### EXERCISE OBJECTIVE
Every line of the data must be copied exactly.

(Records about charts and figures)
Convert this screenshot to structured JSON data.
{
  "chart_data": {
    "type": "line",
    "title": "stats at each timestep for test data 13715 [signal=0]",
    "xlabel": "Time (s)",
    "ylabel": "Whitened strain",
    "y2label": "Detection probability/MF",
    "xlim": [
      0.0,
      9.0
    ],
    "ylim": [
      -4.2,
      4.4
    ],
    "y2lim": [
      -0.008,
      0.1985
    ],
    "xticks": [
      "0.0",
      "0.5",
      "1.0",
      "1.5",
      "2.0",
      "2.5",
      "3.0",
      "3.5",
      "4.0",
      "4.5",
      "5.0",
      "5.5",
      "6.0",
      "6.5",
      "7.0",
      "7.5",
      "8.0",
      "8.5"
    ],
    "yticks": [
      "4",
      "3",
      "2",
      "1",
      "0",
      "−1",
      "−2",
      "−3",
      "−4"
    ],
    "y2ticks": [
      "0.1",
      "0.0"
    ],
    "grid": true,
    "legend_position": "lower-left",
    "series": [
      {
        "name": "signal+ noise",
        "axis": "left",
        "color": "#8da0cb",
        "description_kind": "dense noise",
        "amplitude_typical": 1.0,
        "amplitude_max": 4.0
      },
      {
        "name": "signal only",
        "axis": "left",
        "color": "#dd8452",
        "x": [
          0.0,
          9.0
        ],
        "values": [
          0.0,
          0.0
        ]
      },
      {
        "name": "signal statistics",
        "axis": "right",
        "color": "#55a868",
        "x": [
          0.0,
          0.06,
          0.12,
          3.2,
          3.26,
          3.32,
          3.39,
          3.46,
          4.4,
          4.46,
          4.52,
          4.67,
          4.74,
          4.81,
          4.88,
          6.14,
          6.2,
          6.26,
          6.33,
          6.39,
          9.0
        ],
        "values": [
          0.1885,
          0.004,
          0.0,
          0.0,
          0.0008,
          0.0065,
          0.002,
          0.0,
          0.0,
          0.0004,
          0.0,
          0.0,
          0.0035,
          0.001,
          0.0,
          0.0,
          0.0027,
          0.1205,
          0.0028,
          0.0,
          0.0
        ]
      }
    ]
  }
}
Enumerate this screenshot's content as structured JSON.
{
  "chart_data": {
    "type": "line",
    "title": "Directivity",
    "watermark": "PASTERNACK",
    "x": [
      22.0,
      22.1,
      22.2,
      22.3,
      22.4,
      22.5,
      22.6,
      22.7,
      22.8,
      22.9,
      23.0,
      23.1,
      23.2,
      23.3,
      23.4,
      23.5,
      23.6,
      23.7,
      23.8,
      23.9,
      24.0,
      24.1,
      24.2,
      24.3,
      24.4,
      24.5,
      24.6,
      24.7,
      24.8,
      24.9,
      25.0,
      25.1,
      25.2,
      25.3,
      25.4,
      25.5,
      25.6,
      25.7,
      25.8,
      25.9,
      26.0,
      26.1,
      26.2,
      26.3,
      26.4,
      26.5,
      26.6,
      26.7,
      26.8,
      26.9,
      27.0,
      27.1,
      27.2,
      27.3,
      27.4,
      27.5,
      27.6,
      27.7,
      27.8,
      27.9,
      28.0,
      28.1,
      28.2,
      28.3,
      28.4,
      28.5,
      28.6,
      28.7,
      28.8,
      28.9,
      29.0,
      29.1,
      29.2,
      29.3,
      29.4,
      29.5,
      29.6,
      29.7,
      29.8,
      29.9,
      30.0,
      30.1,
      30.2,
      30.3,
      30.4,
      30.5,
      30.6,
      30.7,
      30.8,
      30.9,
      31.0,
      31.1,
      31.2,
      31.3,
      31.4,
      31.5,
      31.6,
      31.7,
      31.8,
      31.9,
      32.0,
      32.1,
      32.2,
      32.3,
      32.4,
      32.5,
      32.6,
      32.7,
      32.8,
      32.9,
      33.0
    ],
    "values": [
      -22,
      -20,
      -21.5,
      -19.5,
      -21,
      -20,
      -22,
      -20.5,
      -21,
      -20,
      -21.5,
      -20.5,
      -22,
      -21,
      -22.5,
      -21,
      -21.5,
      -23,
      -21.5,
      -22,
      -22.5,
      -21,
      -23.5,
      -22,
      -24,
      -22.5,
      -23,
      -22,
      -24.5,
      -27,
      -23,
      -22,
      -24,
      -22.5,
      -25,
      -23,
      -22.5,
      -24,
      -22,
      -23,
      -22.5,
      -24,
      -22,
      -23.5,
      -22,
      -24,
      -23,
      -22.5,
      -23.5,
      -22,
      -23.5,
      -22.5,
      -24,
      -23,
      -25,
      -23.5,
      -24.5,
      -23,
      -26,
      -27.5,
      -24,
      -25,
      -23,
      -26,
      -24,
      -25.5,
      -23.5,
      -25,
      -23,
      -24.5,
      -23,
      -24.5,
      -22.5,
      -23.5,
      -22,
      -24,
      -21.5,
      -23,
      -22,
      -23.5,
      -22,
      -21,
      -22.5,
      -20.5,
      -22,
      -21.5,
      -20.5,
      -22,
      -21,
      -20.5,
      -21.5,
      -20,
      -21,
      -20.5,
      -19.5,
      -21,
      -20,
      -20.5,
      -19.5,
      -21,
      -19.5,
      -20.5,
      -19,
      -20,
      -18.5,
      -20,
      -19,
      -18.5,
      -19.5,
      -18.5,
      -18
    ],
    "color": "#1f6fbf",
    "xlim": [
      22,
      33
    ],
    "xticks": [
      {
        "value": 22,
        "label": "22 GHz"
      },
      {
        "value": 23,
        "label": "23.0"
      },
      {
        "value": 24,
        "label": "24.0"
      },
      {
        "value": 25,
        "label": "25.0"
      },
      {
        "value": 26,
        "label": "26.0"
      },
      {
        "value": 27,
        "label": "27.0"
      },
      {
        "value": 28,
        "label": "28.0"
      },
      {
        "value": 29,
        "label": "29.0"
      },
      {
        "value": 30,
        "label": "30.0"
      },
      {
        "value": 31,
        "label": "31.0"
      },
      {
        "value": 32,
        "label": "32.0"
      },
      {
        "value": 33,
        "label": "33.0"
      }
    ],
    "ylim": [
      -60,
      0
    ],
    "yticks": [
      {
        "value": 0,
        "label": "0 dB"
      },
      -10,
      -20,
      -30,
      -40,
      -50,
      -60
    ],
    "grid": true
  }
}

### THE SOLUTION
Convert this screenshot to structured JSON data.
{
  "chart_data": {
    "type": "line",
    "title": "stats at each timestep for test data 13715 [signal=0]",
    "xlabel": "Time (s)",
    "ylabel": "Whitened strain",
    "y2label": "Detection probability/MF",
    "xlim": [
      0.0,
      9.0
    ],
    "ylim": [
      -4.2,
      4.4
    ],
    "y2lim": [
      -0.008,
      0.1985
    ],
    "xticks": [
      "0.0",
      "0.5",
      "1.0",
      "1.5",
      "2.0",
      "2.5",
      "3.0",
      "3.5",
      "4.0",
      "4.5",
      "5.0",
      "5.5",
      "6.0",
      "6.5",
      "7.0",
      "7.5",
      "8.0",
      "8.5"
    ],
    "yticks": [
      "4",
      "3",
      "2",
      "1",
      "0",
      "−1",
      "−2",
      "−3",
      "−4"
    ],
    "y2ticks": [
      "0.1",
      "0.0"
    ],
    "grid": true,
    "legend_position": "lower-left",
    "series": [
      {
        "name": "signal+ noise",
        "axis": "left",
        "color": "#8da0cb",
        "description_kind": "dense noise",
        "amplitude_typical": 1.0,
        "amplitude_max": 4.0
      },
      {
        "name": "signal only",
        "axis": "left",
        "color": "#dd8452",
        "x": [
          0.0,
          9.0
        ],
        "values": [
          0.0,
          0.0
        ]
      },
      {
        "name": "signal statistics",
        "axis": "right",
        "color": "#55a868",
        "x": [
          0.0,
          0.06,
          0.12,
          3.2,
          3.26,
          3.32,
          3.39,
          3.46,
          4.4,
          4.46,
          4.52,
          4.67,
          4.74,
          4.81,
          4.88,
          6.14,
          6.2,
          6.26,
          6.33,
          6.39,
          9.0
        ],
        "values": [
          0.1885,
          0.004,
          0.0,
          0.0,
          0.0008,
          0.0065,
          0.002,
          0.0,
          0.0,
          0.0004,
          0.0,
          0.0,
          0.0035,
          0.001,
          0.0,
          0.0,
          0.0027,
          0.1205,
          0.0028,
          0.0,
          0.0
        ]
      }
    ]
  }
}
Enumerate this screenshot's content as structured JSON.
{
  "chart_data": {
    "type": "line",
    "title": "Directivity",
    "watermark": "PASTERNACK",
    "x": [
      22.0,
      22.1,
      22.2,
      22.3,
      22.4,
      22.5,
      22.6,
      22.7,
      22.8,
      22.9,
      23.0,
      23.1,
      23.2,
      23.3,
      23.4,
      23.5,
      23.6,
      23.7,
      23.8,
      23.9,
      24.0,
      24.1,
      24.2,
      24.3,
      24.4,
      24.5,
      24.6,
      24.7,
      24.8,
      24.9,
      25.0,
      25.1,
      25.2,
      25.3,
      25.4,
      25.5,
      25.6,
      25.7,
      25.8,
      25.9,
      26.0,
      26.1,
      26.2,
      26.3,
      26.4,
      26.5,
      26.6,
      26.7,
      26.8,
      26.9,
      27.0,
      27.1,
      27.2,
      27.3,
      27.4,
      27.5,
      27.6,
      27.7,
      27.8,
      27.9,
      28.0,
      28.1,
      28.2,
      28.3,
      28.4,
      28.5,
      28.6,
      28.7,
      28.8,
      28.9,
      29.0,
      29.1,
      29.2,
      29.3,
      29.4,
      29.5,
      29.6,
      29.7,
      29.8,
      29.9,
      30.0,
      30.1,
      30.2,
      30.3,
      30.4,
      30.5,
      30.6,
      30.7,
      30.8,
      30.9,
      31.0,
      31.1,
      31.2,
      31.3,
      31.4,
      31.5,
      31.6,
      31.7,
      31.8,
      31.9,
      32.0,
      32.1,
      32.2,
      32.3,
      32.4,
      32.5,
      32.6,
      32.7,
      32.8,
      32.9,
      33.0
    ],
    "values": [
      -22,
      -20,
      -21.5,
      -19.5,
      -21,
      -20,
      -22,
      -20.5,
      -21,
      -20,
      -21.5,
      -20.5,
      -22,
      -21,
      -22.5,
      -21,
      -21.5,
      -23,
      -21.5,
      -22,
      -22.5,
      -21,
      -23.5,
      -22,
      -24,
      -22.5,
      -23,
      -22,
      -24.5,
      -27,
      -23,
      -22,
      -24,
      -22.5,
      -25,
      -23,
      -22.5,
      -24,
      -22,
      -23,
      -22.5,
      -24,
      -22,
      -23.5,
      -22,
      -24,
      -23,
      -22.5,
      -23.5,
      -22,
      -23.5,
      -22.5,
      -24,
      -23,
      -25,
      -23.5,
      -24.5,
      -23,
      -26,
      -27.5,
      -24,
      -25,
      -23,
      -26,
      -24,
      -25.5,
      -23.5,
      -25,
      -23,
      -24.5,
      -23,
      -24.5,
      -22.5,
      -23.5,
      -22,
      -24,
      -21.5,
      -23,
      -22,
      -23.5,
      -22,
      -21,
      -22.5,
      -20.5,
      -22,
      -21.5,
      -20.5,
      -22,
      -21,
      -20.5,
      -21.5,
      -20,
      -21,
      -20.5,
      -19.5,
      -21,
      -20,
      -20.5,
      -19.5,
      -21,
      -19.5,
      -20.5,
      -19,
      -20,
      -18.5,
      -20,
      -19,
      -18.5,
      -19.5,
      -18.5,
      -18
    ],
    "color": "#1f6fbf",
    "xlim": [
      22,
      33
    ],
    "xticks": [
      {
        "value": 22,
        "label": "22 GHz"
      },
      {
        "value": 23,
        "label": "23.0"
      },
      {
        "value": 24,
        "label": "24.0"
      },
      {
        "value": 25,
        "label": "25.0"
      },
      {
        "value": 26,
        "label": "26.0"
      },
      {
        "value": 27,
        "label": "27.0"
      },
      {
        "value": 28,
        "label": "28.0"
      },
      {
        "value": 29,
        "label": "29.0"
      },
      {
        "value": 30,
        "label": "30.0"
      },
      {
        "value": 31,
        "label": "31.0"
      },
      {
        "value": 32,
        "label": "32.0"
      },
      {
        "value": 33,
        "label": "33.0"
      }
    ],
    "ylim": [
      -60,
      0
    ],
    "yticks": [
      {
        "value": 0,
        "label": "0 dB"
      },
      -10,
      -20,
      -30,
      -40,
      -50,
      -60
    ],
    "grid": true
  }
}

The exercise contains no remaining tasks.